§ THE REQUEST
Assemble all lines in which the string "JSON" appears.
↓↓↓
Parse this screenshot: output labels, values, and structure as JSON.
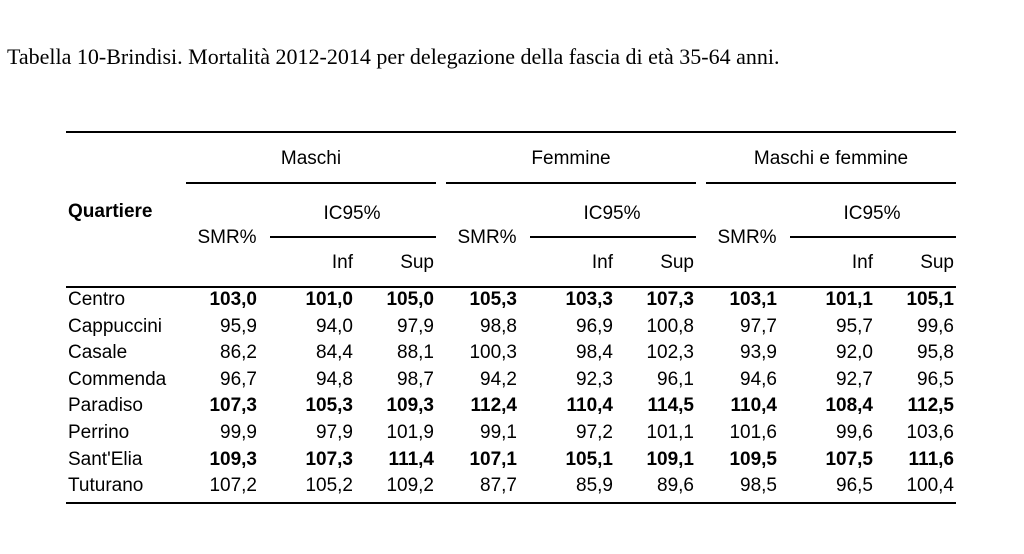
{
  "caption": "Tabella 10-Brindisi. Mortalità 2012-2014 per delegazione della fascia di età 35-64 anni.",
  "table": {
    "row_header": "Quartiere",
    "groups": [
      "Maschi",
      "Femmine",
      "Maschi e femmine"
    ],
    "smr_label": "SMR%",
    "ic_label": "IC95%",
    "inf_label": "Inf",
    "sup_label": "Sup",
    "rows": [
      {
        "name": "Centro",
        "bold": true,
        "values": [
          "103,0",
          "101,0",
          "105,0",
          "105,3",
          "103,3",
          "107,3",
          "103,1",
          "101,1",
          "105,1"
        ]
      },
      {
        "name": "Cappuccini",
        "bold": false,
        "values": [
          "95,9",
          "94,0",
          "97,9",
          "98,8",
          "96,9",
          "100,8",
          "97,7",
          "95,7",
          "99,6"
        ]
      },
      {
        "name": "Casale",
        "bold": false,
        "values": [
          "86,2",
          "84,4",
          "88,1",
          "100,3",
          "98,4",
          "102,3",
          "93,9",
          "92,0",
          "95,8"
        ]
      },
      {
        "name": "Commenda",
        "bold": false,
        "values": [
          "96,7",
          "94,8",
          "98,7",
          "94,2",
          "92,3",
          "96,1",
          "94,6",
          "92,7",
          "96,5"
        ]
      },
      {
        "name": "Paradiso",
        "bold": true,
        "values": [
          "107,3",
          "105,3",
          "109,3",
          "112,4",
          "110,4",
          "114,5",
          "110,4",
          "108,4",
          "112,5"
        ]
      },
      {
        "name": "Perrino",
        "bold": false,
        "values": [
          "99,9",
          "97,9",
          "101,9",
          "99,1",
          "97,2",
          "101,1",
          "101,6",
          "99,6",
          "103,6"
        ]
      },
      {
        "name": "Sant'Elia",
        "bold": true,
        "values": [
          "109,3",
          "107,3",
          "111,4",
          "107,1",
          "105,1",
          "109,1",
          "109,5",
          "107,5",
          "111,6"
        ]
      },
      {
        "name": "Tuturano",
        "bold": false,
        "values": [
          "107,2",
          "105,2",
          "109,2",
          "87,7",
          "85,9",
          "89,6",
          "98,5",
          "96,5",
          "100,4"
        ]
      }
    ]
  }
}
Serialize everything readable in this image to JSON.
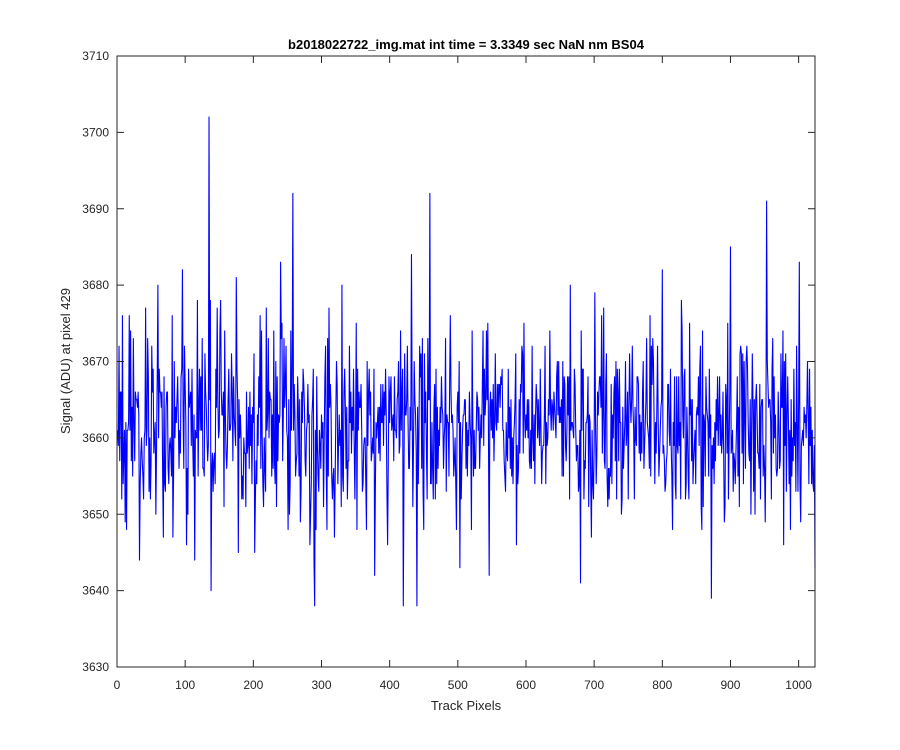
{
  "chart_data": {
    "type": "line",
    "title": "b2018022722_img.mat int time = 3.3349 sec  NaN nm BS04",
    "xlabel": "Track Pixels",
    "ylabel": "Signal (ADU) at pixel 429",
    "xlim": [
      0,
      1024
    ],
    "ylim": [
      3630,
      3710
    ],
    "xticks": [
      0,
      100,
      200,
      300,
      400,
      500,
      600,
      700,
      800,
      900,
      1000
    ],
    "yticks": [
      3630,
      3640,
      3650,
      3660,
      3670,
      3680,
      3690,
      3700,
      3710
    ],
    "grid": false,
    "series_color": "#0000ff",
    "series": [
      {
        "x_start": 1,
        "x_step": 1,
        "approx_mean": 3662,
        "noise_range": [
          3638,
          3702
        ],
        "notable_points": [
          {
            "x": 3,
            "y": 3672
          },
          {
            "x": 12,
            "y": 3649
          },
          {
            "x": 18,
            "y": 3676
          },
          {
            "x": 33,
            "y": 3644
          },
          {
            "x": 42,
            "y": 3677
          },
          {
            "x": 60,
            "y": 3680
          },
          {
            "x": 68,
            "y": 3647
          },
          {
            "x": 96,
            "y": 3682
          },
          {
            "x": 102,
            "y": 3646
          },
          {
            "x": 135,
            "y": 3702
          },
          {
            "x": 138,
            "y": 3640
          },
          {
            "x": 152,
            "y": 3678
          },
          {
            "x": 175,
            "y": 3681
          },
          {
            "x": 178,
            "y": 3645
          },
          {
            "x": 202,
            "y": 3645
          },
          {
            "x": 240,
            "y": 3683
          },
          {
            "x": 258,
            "y": 3692
          },
          {
            "x": 290,
            "y": 3638
          },
          {
            "x": 330,
            "y": 3680
          },
          {
            "x": 352,
            "y": 3648
          },
          {
            "x": 378,
            "y": 3642
          },
          {
            "x": 420,
            "y": 3638
          },
          {
            "x": 432,
            "y": 3684
          },
          {
            "x": 440,
            "y": 3638
          },
          {
            "x": 459,
            "y": 3692
          },
          {
            "x": 503,
            "y": 3643
          },
          {
            "x": 546,
            "y": 3642
          },
          {
            "x": 597,
            "y": 3675
          },
          {
            "x": 680,
            "y": 3641
          },
          {
            "x": 800,
            "y": 3682
          },
          {
            "x": 872,
            "y": 3639
          },
          {
            "x": 900,
            "y": 3685
          },
          {
            "x": 953,
            "y": 3691
          },
          {
            "x": 978,
            "y": 3646
          },
          {
            "x": 1001,
            "y": 3683
          },
          {
            "x": 1024,
            "y": 3643
          }
        ]
      }
    ]
  }
}
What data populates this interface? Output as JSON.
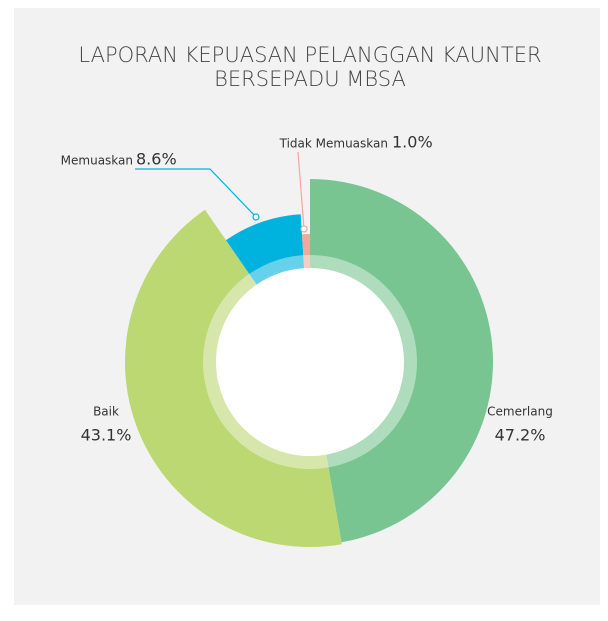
{
  "chart_data": {
    "type": "pie",
    "title": [
      "LAPORAN KEPUASAN PELANGGAN KAUNTER",
      "BERSEPADU MBSA"
    ],
    "categories": [
      "Cemerlang",
      "Baik",
      "Memuaskan",
      "Tidak Memuaskan"
    ],
    "values": [
      47.2,
      43.1,
      8.6,
      1.0
    ],
    "value_labels": [
      "47.2%",
      "43.1%",
      "8.6%",
      "1.0%"
    ],
    "colors": [
      "#78c592",
      "#bcd873",
      "#00b3de",
      "#f3a89b"
    ]
  }
}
↑↑↑
§ THE ANSWER
Parse this screenshot: output labels, values, and structure as JSON.
Serialize everything readable in this image to JSON.
What data populates this interface? Output as JSON.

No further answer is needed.